Clock Magic Wand Quran Compass Menu
Image Miftah Zaki

Dilema Akad Tawaruk: Jalan Tengah atau Jalan Buntu?

Bisnis | 2025-07-02 15:50:34
ilustrasi orang bertransaksi

Pada zaman sekarang, kebutuhan finansial bisa tidak bisa lagi diprediksi kedatangannya. Kebutuhan mendadak, mendesak, dan menguras isi kantong bisa datang secepat notifikasi di layar ponsel. Di tengah tekanan hidup yang serba cepat, banyak orang mencari solusi pembiayaan yang tidak hanya praktis, tapi juga halal. Berbagai tawaran sistem keuangan hingga pinjmana pun datang menghampiri kita. Di sinilah tawaruk masuk sebagai opsi yang semakin populer dalam praktik lembaga keuangan syariah.

Daftar lokasi elemen:
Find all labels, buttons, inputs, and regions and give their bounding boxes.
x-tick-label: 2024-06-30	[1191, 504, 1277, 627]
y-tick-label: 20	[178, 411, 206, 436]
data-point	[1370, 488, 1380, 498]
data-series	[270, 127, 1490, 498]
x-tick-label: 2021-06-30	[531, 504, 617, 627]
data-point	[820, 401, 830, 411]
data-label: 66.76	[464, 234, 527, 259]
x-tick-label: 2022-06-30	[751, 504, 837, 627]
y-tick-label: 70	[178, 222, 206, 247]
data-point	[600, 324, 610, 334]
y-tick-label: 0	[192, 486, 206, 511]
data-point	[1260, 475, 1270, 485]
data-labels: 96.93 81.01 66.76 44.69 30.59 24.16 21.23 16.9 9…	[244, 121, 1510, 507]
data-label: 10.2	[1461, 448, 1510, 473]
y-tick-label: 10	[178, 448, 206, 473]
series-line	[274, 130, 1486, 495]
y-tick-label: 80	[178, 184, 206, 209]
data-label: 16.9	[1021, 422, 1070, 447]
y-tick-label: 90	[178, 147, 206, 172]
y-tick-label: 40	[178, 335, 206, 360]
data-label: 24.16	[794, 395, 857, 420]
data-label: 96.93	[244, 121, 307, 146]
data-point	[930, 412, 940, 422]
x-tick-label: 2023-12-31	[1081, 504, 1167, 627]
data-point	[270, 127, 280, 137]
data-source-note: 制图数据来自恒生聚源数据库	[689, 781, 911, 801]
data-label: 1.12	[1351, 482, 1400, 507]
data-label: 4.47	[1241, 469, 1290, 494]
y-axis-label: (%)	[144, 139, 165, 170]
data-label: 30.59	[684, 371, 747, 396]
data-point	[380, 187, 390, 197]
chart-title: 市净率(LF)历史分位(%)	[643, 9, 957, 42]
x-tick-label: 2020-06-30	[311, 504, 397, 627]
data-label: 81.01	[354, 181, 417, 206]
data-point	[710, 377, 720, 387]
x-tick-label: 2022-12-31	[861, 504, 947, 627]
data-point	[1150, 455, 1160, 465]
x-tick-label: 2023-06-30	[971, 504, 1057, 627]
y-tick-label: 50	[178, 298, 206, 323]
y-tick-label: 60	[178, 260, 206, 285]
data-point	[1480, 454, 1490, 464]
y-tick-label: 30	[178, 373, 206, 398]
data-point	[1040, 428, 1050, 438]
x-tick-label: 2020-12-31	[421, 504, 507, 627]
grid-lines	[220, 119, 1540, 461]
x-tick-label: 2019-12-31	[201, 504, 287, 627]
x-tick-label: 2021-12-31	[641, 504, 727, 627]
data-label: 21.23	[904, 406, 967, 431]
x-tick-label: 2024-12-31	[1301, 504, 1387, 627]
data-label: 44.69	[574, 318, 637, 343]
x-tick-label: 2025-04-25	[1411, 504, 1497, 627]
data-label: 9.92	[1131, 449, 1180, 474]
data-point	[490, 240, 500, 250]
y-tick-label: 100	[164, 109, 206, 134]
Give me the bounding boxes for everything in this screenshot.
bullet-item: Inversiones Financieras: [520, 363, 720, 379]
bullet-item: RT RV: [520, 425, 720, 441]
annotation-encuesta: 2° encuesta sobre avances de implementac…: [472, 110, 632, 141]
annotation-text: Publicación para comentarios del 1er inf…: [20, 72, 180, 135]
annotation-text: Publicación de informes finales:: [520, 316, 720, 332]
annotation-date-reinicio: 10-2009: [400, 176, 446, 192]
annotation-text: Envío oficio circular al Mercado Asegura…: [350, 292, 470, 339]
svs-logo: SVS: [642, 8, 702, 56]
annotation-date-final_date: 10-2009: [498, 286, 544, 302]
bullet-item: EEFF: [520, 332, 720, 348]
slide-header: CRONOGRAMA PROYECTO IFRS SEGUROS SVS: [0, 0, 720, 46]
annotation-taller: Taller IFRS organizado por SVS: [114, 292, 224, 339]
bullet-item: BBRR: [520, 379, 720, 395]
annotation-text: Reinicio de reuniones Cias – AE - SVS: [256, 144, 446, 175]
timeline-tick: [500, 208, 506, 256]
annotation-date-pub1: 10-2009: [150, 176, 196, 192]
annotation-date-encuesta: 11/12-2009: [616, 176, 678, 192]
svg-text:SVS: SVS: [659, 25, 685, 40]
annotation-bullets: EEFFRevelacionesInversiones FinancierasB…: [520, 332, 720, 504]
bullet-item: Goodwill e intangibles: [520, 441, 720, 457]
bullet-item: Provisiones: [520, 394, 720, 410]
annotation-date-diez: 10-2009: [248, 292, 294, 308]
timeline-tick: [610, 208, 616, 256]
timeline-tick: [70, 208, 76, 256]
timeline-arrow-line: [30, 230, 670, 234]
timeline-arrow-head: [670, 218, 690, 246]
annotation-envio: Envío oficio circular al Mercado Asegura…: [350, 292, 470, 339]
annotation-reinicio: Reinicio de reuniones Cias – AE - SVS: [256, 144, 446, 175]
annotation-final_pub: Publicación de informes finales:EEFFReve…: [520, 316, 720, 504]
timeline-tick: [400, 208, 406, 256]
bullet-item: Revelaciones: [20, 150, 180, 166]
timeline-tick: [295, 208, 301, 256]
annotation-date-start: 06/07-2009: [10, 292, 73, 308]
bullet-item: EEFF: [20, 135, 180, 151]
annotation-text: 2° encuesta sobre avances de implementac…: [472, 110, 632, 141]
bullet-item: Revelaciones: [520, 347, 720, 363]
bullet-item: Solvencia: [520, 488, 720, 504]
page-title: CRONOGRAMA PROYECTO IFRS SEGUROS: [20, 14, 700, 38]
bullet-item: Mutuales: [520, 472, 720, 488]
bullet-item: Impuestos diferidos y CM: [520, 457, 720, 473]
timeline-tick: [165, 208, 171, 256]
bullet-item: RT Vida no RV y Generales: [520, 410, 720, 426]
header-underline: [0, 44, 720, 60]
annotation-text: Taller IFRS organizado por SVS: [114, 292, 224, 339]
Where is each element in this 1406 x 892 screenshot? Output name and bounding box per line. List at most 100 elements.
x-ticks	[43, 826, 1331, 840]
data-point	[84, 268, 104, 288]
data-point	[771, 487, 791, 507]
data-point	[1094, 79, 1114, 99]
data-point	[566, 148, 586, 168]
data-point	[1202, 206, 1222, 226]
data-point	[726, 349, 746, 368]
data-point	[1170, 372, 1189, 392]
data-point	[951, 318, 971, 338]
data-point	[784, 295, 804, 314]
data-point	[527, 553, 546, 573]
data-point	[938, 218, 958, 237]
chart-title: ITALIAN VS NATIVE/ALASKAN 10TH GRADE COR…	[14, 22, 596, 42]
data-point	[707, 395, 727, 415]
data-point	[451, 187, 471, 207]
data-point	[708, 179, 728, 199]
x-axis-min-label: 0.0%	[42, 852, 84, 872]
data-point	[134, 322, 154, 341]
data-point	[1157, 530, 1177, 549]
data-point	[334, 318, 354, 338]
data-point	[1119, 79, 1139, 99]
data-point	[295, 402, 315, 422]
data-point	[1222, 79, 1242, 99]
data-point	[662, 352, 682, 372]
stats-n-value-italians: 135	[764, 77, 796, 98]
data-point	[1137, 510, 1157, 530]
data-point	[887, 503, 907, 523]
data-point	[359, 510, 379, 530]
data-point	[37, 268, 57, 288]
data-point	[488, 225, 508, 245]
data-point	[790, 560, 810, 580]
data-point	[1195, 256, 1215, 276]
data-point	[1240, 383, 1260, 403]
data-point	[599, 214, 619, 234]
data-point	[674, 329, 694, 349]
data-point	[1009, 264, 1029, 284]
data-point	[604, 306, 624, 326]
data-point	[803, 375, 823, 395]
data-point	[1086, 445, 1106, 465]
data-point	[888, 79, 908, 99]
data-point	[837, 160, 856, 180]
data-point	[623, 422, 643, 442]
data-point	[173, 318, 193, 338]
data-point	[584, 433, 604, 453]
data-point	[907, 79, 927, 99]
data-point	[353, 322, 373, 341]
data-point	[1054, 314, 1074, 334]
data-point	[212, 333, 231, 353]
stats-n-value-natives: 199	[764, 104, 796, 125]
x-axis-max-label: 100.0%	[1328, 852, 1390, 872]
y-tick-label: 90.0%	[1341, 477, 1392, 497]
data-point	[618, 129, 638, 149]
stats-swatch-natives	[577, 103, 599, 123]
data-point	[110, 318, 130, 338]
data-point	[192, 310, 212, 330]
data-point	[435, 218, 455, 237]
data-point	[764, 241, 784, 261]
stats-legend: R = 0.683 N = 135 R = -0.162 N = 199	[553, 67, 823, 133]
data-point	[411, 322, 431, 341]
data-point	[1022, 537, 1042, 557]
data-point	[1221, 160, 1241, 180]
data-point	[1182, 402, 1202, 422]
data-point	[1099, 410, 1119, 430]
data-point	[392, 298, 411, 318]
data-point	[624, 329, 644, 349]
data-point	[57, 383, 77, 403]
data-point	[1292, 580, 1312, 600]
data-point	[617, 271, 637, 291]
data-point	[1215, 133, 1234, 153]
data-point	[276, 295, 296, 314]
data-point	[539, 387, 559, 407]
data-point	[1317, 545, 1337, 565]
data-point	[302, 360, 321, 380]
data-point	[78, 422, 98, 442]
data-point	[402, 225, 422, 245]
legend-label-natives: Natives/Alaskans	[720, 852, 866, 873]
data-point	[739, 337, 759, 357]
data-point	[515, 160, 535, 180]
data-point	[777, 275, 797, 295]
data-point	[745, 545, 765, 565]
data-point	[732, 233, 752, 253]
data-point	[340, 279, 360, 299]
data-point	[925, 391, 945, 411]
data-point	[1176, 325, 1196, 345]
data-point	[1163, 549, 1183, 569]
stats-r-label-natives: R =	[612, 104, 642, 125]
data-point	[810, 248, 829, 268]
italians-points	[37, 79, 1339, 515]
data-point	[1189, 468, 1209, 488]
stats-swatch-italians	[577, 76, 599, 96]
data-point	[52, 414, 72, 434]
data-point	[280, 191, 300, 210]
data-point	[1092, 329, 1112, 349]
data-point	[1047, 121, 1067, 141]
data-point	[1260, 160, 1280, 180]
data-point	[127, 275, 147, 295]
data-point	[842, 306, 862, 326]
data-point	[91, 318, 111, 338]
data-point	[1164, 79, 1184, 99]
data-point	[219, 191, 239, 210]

→ Soal yang Diberikan 1:
Tentukan apakah setiap pernyataan berikut sesuai dengan teks tentang akad tawaruk di atas. Jawab ya atau tidak, lalu kutip kata-kata penentunya dari teks.
(a) Teks tersebut dimuat dalam kategori Bisnis.
(b) Tawaruk makin jarang dipakai dalam praktik lembaga keuangan syariah.
(c) Banyak orang mencari solusi pembiayaan yang praktis sekaligus halal.
→ Soal yang Diberikan 2: Salin persis bagian teks tentang akad tawaruk di atas, dimulai dari "Clock Magic Wand" dan berlanjut hingga "lembaga keuangan syariah.".
→ Soal yang Diberikan 3: Menurut teks tentang akad tawaruk di atas, secepat apa kebutuhan mendadak bisa datang?

→ Jawaban Latihan 1:
(a) Ya: "Bisnis | 2025-07-02 15:50:34".
(b) Tidak: "tawaruk masuk sebagai opsi yang semakin populer dalam praktik lembaga keuangan syariah".
(c) Ya: "banyak orang mencari solusi pembiayaan yang tidak hanya praktis, tapi juga halal".

→ Jawaban Latihan 2:
Clock Magic Wand Quran Compass Menu
Image Miftah Zaki

Dilema Akad Tawaruk: Jalan Tengah atau Jalan Buntu?

Bisnis | 2025-07-02 15:50:34
ilustrasi orang bertransaksi

Pada zaman sekarang, kebutuhan finansial bisa tidak bisa lagi diprediksi kedatangannya. Kebutuhan mendadak, mendesak, dan menguras isi kantong bisa datang secepat notifikasi di layar ponsel. Di tengah tekanan hidup yang serba cepat, banyak orang mencari solusi pembiayaan yang tidak hanya praktis, tapi juga halal. Berbagai tawaran sistem keuangan hingga pinjmana pun datang menghampiri kita. Di sinilah tawaruk masuk sebagai opsi yang semakin populer dalam praktik lembaga keuangan syariah.

→ Jawaban Latihan 3: Secepat notifikasi di layar ponsel.